**Task instructions**
Print out the entries below with no edits.

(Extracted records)
============================================================

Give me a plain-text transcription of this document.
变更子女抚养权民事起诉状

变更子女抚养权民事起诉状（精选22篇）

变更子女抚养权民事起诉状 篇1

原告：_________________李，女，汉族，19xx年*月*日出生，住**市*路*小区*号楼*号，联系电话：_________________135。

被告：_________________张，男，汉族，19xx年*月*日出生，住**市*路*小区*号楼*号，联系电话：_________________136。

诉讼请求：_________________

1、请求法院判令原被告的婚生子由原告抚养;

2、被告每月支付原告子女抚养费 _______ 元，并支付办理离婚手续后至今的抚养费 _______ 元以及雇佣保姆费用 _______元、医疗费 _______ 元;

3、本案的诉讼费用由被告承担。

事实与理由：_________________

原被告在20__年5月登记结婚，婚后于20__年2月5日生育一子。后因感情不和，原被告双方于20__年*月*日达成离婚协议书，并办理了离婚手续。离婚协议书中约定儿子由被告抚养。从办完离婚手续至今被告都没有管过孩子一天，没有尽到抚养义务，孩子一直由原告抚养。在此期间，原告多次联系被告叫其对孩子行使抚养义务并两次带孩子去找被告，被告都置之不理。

============================================================

**Result for this task**
Give me a plain-text transcription of this document.
变更子女抚养权民事起诉状

变更子女抚养权民事起诉状（精选22篇）

变更子女抚养权民事起诉状 篇1

原告：_________________李，女，汉族，19xx年*月*日出生，住**市*路*小区*号楼*号，联系电话：_________________135。

被告：_________________张，男，汉族，19xx年*月*日出生，住**市*路*小区*号楼*号，联系电话：_________________136。

诉讼请求：_________________

1、请求法院判令原被告的婚生子由原告抚养;

2、被告每月支付原告子女抚养费 _______ 元，并支付办理离婚手续后至今的抚养费 _______ 元以及雇佣保姆费用 _______元、医疗费 _______ 元;

3、本案的诉讼费用由被告承担。

事实与理由：_________________

原被告在20__年5月登记结婚，婚后于20__年2月5日生育一子。后因感情不和，原被告双方于20__年*月*日达成离婚协议书，并办理了离婚手续。离婚协议书中约定儿子由被告抚养。从办完离婚手续至今被告都没有管过孩子一天，没有尽到抚养义务，孩子一直由原告抚养。在此期间，原告多次联系被告叫其对孩子行使抚养义务并两次带孩子去找被告，被告都置之不理。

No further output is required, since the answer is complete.